**What the task requires**
Reproduce each line bearing the word "social".

[Information given start]

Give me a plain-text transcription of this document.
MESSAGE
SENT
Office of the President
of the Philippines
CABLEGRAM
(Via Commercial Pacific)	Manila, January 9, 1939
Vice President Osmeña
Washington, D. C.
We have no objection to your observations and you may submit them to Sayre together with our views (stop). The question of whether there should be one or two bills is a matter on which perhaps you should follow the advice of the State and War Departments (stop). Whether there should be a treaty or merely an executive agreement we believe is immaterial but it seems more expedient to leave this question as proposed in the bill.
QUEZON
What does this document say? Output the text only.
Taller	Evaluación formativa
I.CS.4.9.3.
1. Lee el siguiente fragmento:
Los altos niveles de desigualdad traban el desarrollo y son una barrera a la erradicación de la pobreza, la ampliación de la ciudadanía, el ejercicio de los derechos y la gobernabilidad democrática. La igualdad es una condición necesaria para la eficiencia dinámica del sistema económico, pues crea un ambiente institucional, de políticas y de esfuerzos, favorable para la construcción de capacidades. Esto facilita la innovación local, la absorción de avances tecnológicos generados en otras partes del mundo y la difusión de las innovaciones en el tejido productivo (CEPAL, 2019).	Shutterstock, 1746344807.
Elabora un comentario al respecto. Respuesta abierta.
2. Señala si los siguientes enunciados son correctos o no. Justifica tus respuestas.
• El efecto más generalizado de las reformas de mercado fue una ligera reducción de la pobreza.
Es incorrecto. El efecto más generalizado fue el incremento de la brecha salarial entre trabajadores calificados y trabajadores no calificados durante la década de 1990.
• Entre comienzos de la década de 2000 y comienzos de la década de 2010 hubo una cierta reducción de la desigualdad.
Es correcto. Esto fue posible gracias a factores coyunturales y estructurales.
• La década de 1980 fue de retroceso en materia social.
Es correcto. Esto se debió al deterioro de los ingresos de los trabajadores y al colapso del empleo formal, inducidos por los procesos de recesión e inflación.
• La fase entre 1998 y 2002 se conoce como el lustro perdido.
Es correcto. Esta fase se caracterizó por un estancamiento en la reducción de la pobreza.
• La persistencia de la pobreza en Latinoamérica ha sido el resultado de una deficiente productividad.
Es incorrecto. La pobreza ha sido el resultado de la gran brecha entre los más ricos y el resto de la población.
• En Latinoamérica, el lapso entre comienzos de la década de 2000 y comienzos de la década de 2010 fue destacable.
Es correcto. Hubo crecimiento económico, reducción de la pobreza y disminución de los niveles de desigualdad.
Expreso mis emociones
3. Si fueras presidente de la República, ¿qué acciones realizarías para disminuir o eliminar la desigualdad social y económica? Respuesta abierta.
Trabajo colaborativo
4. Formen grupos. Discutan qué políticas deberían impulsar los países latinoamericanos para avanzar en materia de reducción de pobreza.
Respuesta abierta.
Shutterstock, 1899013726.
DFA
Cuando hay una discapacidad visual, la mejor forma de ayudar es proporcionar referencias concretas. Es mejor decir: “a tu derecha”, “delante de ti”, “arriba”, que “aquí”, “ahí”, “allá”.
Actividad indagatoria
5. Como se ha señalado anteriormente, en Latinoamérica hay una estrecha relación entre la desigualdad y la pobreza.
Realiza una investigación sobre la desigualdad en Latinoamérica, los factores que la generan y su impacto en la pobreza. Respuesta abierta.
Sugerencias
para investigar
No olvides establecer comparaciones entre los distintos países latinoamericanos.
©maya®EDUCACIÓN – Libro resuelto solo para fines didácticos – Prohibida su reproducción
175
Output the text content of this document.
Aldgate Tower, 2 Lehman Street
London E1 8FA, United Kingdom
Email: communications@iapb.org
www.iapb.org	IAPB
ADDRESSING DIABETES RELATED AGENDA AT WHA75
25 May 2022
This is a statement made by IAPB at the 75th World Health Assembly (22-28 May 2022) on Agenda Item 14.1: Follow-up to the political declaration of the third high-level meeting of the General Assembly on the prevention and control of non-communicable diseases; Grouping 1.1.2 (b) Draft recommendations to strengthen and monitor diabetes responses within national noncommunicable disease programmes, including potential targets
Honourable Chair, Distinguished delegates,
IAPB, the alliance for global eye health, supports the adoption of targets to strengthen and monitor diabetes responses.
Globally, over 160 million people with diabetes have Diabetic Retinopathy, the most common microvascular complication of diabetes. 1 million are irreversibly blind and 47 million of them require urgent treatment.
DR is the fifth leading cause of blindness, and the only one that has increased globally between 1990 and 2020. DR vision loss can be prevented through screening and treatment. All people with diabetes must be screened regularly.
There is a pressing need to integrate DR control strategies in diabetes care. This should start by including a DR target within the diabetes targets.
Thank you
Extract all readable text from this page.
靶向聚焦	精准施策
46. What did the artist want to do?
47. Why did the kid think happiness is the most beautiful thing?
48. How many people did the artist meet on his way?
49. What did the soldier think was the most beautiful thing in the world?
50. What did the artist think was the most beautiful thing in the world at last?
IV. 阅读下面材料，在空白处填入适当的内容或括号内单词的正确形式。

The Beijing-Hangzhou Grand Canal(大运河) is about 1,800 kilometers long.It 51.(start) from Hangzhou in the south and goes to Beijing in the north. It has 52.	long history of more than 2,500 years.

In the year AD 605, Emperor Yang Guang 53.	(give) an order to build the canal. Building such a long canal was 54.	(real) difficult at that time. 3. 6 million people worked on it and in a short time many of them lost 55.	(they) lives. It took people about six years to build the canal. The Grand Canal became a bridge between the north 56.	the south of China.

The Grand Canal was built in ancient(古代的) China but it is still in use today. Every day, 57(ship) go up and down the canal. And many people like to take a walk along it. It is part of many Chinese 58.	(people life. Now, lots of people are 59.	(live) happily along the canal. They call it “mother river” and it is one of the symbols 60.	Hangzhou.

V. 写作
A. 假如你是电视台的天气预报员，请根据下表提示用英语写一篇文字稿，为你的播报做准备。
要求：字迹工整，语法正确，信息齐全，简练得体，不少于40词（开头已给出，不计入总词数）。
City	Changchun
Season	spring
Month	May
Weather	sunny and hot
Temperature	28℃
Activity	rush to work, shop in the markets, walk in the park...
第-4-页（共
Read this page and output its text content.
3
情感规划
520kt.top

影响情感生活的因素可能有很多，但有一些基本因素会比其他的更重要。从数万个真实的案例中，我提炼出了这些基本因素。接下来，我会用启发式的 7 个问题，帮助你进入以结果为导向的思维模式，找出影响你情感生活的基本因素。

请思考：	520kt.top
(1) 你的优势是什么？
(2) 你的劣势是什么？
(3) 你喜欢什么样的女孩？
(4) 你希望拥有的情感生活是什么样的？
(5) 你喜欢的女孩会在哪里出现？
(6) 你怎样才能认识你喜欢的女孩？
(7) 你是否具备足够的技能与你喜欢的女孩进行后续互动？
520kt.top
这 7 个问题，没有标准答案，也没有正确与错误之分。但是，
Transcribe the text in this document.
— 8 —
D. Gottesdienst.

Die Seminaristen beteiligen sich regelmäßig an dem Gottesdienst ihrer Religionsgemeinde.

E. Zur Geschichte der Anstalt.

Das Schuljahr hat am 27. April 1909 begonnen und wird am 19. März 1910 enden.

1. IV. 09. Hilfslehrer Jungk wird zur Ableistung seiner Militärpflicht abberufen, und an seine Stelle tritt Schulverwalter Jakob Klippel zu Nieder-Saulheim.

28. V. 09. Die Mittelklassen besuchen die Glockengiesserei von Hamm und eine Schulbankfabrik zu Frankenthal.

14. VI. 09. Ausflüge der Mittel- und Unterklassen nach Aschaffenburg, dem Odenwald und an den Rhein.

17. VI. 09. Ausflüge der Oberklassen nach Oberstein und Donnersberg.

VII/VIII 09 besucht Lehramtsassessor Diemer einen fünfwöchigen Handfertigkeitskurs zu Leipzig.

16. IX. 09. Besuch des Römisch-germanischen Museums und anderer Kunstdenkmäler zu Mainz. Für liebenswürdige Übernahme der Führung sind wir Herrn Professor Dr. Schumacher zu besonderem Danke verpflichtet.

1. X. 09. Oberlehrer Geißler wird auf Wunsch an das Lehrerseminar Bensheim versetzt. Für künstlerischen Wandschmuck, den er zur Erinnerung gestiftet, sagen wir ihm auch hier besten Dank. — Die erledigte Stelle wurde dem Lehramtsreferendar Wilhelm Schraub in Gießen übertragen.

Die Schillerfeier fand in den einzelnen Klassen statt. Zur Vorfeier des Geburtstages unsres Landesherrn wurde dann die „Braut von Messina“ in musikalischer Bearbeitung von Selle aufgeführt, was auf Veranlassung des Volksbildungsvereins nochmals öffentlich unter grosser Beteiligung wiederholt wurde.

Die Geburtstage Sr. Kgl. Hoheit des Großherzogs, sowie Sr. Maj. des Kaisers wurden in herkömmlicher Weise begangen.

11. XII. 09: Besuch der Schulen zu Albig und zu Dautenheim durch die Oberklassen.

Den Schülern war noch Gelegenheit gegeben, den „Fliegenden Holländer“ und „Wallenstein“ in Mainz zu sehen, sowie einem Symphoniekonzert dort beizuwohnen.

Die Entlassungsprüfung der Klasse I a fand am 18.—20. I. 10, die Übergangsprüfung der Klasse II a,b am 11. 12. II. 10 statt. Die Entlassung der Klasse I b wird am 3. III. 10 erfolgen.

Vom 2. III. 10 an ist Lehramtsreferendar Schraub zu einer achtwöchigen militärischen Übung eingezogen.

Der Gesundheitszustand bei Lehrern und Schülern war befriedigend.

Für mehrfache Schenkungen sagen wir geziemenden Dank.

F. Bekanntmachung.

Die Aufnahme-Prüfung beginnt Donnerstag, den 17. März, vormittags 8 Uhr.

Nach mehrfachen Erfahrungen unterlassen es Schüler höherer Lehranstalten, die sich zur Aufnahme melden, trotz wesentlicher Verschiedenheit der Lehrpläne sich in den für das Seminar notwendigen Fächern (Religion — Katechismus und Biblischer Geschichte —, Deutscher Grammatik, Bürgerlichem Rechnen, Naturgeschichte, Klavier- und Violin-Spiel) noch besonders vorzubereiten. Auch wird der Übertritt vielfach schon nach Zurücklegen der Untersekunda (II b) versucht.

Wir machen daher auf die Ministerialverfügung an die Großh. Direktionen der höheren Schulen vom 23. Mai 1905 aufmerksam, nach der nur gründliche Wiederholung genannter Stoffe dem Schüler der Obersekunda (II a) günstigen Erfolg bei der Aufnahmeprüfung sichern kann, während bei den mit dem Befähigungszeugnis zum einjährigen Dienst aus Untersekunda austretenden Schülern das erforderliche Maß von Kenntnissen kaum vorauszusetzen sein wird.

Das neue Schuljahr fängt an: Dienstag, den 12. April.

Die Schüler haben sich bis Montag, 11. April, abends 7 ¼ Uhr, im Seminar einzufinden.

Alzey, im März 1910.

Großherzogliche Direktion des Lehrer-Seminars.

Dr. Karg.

[Information given end]

**Reply**
• La década de 1980 fue de retroceso en materia social.
3. Si fueras presidente de la República, ¿qué acciones realizarías para disminuir o eliminar la desigualdad social y económica? Respuesta abierta.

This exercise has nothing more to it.